Collected data entries ::
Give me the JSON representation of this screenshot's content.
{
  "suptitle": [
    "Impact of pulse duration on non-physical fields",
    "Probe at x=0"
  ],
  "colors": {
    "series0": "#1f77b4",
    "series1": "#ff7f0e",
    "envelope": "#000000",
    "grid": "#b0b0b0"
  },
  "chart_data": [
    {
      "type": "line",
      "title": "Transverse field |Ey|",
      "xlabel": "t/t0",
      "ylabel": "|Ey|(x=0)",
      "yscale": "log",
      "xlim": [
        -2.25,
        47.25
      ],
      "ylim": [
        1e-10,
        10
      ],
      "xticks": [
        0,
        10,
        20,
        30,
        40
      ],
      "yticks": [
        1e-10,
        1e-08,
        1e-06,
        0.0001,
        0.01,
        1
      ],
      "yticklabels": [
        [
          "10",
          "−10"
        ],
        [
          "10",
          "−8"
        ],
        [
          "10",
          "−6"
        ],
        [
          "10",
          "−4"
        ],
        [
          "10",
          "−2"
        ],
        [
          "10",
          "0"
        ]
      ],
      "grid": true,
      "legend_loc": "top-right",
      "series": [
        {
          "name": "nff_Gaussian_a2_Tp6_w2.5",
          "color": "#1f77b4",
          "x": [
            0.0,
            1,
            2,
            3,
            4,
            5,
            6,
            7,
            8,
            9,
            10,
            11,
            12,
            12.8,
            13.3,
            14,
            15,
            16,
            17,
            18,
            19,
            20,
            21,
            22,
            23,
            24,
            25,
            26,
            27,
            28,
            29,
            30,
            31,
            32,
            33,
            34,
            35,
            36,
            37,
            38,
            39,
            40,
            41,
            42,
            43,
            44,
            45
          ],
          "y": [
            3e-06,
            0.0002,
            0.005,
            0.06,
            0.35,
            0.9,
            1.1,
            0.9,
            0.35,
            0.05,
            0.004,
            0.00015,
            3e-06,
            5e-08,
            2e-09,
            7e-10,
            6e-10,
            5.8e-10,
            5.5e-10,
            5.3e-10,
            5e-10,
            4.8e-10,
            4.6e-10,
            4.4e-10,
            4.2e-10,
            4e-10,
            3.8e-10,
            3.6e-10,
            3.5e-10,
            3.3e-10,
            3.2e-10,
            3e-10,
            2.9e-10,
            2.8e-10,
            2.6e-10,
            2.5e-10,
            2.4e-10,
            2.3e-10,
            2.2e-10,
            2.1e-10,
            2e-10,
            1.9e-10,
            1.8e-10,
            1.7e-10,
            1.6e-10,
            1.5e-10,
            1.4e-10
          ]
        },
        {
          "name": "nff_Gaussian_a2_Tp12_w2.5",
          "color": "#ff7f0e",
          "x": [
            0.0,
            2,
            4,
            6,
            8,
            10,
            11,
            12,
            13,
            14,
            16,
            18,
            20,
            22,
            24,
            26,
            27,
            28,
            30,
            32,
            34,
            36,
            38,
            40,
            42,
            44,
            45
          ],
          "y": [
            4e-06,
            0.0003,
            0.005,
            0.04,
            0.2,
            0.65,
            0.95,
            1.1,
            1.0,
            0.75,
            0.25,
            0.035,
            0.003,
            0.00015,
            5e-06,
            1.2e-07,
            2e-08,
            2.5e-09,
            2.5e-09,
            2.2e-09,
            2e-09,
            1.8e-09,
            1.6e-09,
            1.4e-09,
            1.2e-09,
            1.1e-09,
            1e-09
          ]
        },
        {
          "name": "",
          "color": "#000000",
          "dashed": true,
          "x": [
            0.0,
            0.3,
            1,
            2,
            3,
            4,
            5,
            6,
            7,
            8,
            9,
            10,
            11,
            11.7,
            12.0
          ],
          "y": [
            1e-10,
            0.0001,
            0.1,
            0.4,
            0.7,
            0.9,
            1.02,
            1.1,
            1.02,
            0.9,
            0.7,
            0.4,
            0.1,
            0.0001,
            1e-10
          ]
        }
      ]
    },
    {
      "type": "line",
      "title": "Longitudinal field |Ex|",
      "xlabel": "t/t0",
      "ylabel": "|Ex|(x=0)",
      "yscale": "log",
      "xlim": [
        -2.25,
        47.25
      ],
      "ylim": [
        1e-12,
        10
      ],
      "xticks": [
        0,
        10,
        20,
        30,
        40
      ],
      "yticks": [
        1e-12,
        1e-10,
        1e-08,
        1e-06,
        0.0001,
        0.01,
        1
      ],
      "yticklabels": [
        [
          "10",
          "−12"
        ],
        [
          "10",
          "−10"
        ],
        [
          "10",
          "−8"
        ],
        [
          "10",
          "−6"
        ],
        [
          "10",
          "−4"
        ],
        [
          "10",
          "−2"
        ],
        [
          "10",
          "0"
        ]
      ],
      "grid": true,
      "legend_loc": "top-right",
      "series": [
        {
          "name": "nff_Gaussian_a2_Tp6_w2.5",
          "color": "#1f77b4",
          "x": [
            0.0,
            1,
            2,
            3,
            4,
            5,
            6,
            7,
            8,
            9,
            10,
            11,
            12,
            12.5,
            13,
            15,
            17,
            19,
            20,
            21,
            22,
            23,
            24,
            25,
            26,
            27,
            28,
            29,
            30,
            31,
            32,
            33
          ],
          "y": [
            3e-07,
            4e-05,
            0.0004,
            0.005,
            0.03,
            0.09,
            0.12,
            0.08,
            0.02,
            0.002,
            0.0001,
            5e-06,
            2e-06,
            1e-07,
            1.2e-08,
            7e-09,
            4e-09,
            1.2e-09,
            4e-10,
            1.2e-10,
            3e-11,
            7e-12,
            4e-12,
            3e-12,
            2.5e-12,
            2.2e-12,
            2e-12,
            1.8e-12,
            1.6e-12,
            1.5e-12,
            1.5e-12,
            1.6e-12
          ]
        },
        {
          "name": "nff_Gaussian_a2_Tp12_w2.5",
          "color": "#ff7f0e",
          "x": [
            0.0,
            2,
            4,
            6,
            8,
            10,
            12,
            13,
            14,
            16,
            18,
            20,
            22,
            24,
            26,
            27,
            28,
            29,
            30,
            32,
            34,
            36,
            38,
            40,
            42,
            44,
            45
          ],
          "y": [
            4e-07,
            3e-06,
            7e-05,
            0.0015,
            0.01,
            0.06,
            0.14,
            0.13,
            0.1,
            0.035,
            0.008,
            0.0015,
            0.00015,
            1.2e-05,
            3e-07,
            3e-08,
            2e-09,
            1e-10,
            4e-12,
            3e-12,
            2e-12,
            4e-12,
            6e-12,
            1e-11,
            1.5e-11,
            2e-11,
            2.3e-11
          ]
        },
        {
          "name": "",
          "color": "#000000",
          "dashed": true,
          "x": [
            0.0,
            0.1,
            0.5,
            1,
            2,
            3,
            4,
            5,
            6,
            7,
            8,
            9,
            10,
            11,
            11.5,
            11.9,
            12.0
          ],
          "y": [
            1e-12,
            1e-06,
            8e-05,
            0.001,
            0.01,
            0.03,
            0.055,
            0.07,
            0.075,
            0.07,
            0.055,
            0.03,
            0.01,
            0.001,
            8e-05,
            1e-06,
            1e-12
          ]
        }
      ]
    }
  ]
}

Written task :: From the records above, extract everything verbatim.

Written solution ::
Give me the JSON representation of this screenshot's content.
{
  "suptitle": [
    "Impact of pulse duration on non-physical fields",
    "Probe at x=0"
  ],
  "colors": {
    "series0": "#1f77b4",
    "series1": "#ff7f0e",
    "envelope": "#000000",
    "grid": "#b0b0b0"
  },
  "chart_data": [
    {
      "type": "line",
      "title": "Transverse field |Ey|",
      "xlabel": "t/t0",
      "ylabel": "|Ey|(x=0)",
      "yscale": "log",
      "xlim": [
        -2.25,
        47.25
      ],
      "ylim": [
        1e-10,
        10
      ],
      "xticks": [
        0,
        10,
        20,
        30,
        40
      ],
      "yticks": [
        1e-10,
        1e-08,
        1e-06,
        0.0001,
        0.01,
        1
      ],
      "yticklabels": [
        [
          "10",
          "−10"
        ],
        [
          "10",
          "−8"
        ],
        [
          "10",
          "−6"
        ],
        [
          "10",
          "−4"
        ],
        [
          "10",
          "−2"
        ],
        [
          "10",
          "0"
        ]
      ],
      "grid": true,
      "legend_loc": "top-right",
      "series": [
        {
          "name": "nff_Gaussian_a2_Tp6_w2.5",
          "color": "#1f77b4",
          "x": [
            0.0,
            1,
            2,
            3,
            4,
            5,
            6,
            7,
            8,
            9,
            10,
            11,
            12,
            12.8,
            13.3,
            14,
            15,
            16,
            17,
            18,
            19,
            20,
            21,
            22,
            23,
            24,
            25,
            26,
            27,
            28,
            29,
            30,
            31,
            32,
            33,
            34,
            35,
            36,
            37,
            38,
            39,
            40,
            41,
            42,
            43,
            44,
            45
          ],
          "y": [
            3e-06,
            0.0002,
            0.005,
            0.06,
            0.35,
            0.9,
            1.1,
            0.9,
            0.35,
            0.05,
            0.004,
            0.00015,
            3e-06,
            5e-08,
            2e-09,
            7e-10,
            6e-10,
            5.8e-10,
            5.5e-10,
            5.3e-10,
            5e-10,
            4.8e-10,
            4.6e-10,
            4.4e-10,
            4.2e-10,
            4e-10,
            3.8e-10,
            3.6e-10,
            3.5e-10,
            3.3e-10,
            3.2e-10,
            3e-10,
            2.9e-10,
            2.8e-10,
            2.6e-10,
            2.5e-10,
            2.4e-10,
            2.3e-10,
            2.2e-10,
            2.1e-10,
            2e-10,
            1.9e-10,
            1.8e-10,
            1.7e-10,
            1.6e-10,
            1.5e-10,
            1.4e-10
          ]
        },
        {
          "name": "nff_Gaussian_a2_Tp12_w2.5",
          "color": "#ff7f0e",
          "x": [
            0.0,
            2,
            4,
            6,
            8,
            10,
            11,
            12,
            13,
            14,
            16,
            18,
            20,
            22,
            24,
            26,
            27,
            28,
            30,
            32,
            34,
            36,
            38,
            40,
            42,
            44,
            45
          ],
          "y": [
            4e-06,
            0.0003,
            0.005,
            0.04,
            0.2,
            0.65,
            0.95,
            1.1,
            1.0,
            0.75,
            0.25,
            0.035,
            0.003,
            0.00015,
            5e-06,
            1.2e-07,
            2e-08,
            2.5e-09,
            2.5e-09,
            2.2e-09,
            2e-09,
            1.8e-09,
            1.6e-09,
            1.4e-09,
            1.2e-09,
            1.1e-09,
            1e-09
          ]
        },
        {
          "name": "",
          "color": "#000000",
          "dashed": true,
          "x": [
            0.0,
            0.3,
            1,
            2,
            3,
            4,
            5,
            6,
            7,
            8,
            9,
            10,
            11,
            11.7,
            12.0
          ],
          "y": [
            1e-10,
            0.0001,
            0.1,
            0.4,
            0.7,
            0.9,
            1.02,
            1.1,
            1.02,
            0.9,
            0.7,
            0.4,
            0.1,
            0.0001,
            1e-10
          ]
        }
      ]
    },
    {
      "type": "line",
      "title": "Longitudinal field |Ex|",
      "xlabel": "t/t0",
      "ylabel": "|Ex|(x=0)",
      "yscale": "log",
      "xlim": [
        -2.25,
        47.25
      ],
      "ylim": [
        1e-12,
        10
      ],
      "xticks": [
        0,
        10,
        20,
        30,
        40
      ],
      "yticks": [
        1e-12,
        1e-10,
        1e-08,
        1e-06,
        0.0001,
        0.01,
        1
      ],
      "yticklabels": [
        [
          "10",
          "−12"
        ],
        [
          "10",
          "−10"
        ],
        [
          "10",
          "−8"
        ],
        [
          "10",
          "−6"
        ],
        [
          "10",
          "−4"
        ],
        [
          "10",
          "−2"
        ],
        [
          "10",
          "0"
        ]
      ],
      "grid": true,
      "legend_loc": "top-right",
      "series": [
        {
          "name": "nff_Gaussian_a2_Tp6_w2.5",
          "color": "#1f77b4",
          "x": [
            0.0,
            1,
            2,
            3,
            4,
            5,
            6,
            7,
            8,
            9,
            10,
            11,
            12,
            12.5,
            13,
            15,
            17,
            19,
            20,
            21,
            22,
            23,
            24,
            25,
            26,
            27,
            28,
            29,
            30,
            31,
            32,
            33
          ],
          "y": [
            3e-07,
            4e-05,
            0.0004,
            0.005,
            0.03,
            0.09,
            0.12,
            0.08,
            0.02,
            0.002,
            0.0001,
            5e-06,
            2e-06,
            1e-07,
            1.2e-08,
            7e-09,
            4e-09,
            1.2e-09,
            4e-10,
            1.2e-10,
            3e-11,
            7e-12,
            4e-12,
            3e-12,
            2.5e-12,
            2.2e-12,
            2e-12,
            1.8e-12,
            1.6e-12,
            1.5e-12,
            1.5e-12,
            1.6e-12
          ]
        },
        {
          "name": "nff_Gaussian_a2_Tp12_w2.5",
          "color": "#ff7f0e",
          "x": [
            0.0,
            2,
            4,
            6,
            8,
            10,
            12,
            13,
            14,
            16,
            18,
            20,
            22,
            24,
            26,
            27,
            28,
            29,
            30,
            32,
            34,
            36,
            38,
            40,
            42,
            44,
            45
          ],
          "y": [
            4e-07,
            3e-06,
            7e-05,
            0.0015,
            0.01,
            0.06,
            0.14,
            0.13,
            0.1,
            0.035,
            0.008,
            0.0015,
            0.00015,
            1.2e-05,
            3e-07,
            3e-08,
            2e-09,
            1e-10,
            4e-12,
            3e-12,
            2e-12,
            4e-12,
            6e-12,
            1e-11,
            1.5e-11,
            2e-11,
            2.3e-11
          ]
        },
        {
          "name": "",
          "color": "#000000",
          "dashed": true,
          "x": [
            0.0,
            0.1,
            0.5,
            1,
            2,
            3,
            4,
            5,
            6,
            7,
            8,
            9,
            10,
            11,
            11.5,
            11.9,
            12.0
          ],
          "y": [
            1e-12,
            1e-06,
            8e-05,
            0.001,
            0.01,
            0.03,
            0.055,
            0.07,
            0.075,
            0.07,
            0.055,
            0.03,
            0.01,
            0.001,
            8e-05,
            1e-06,
            1e-12
          ]
        }
      ]
    }
  ]
}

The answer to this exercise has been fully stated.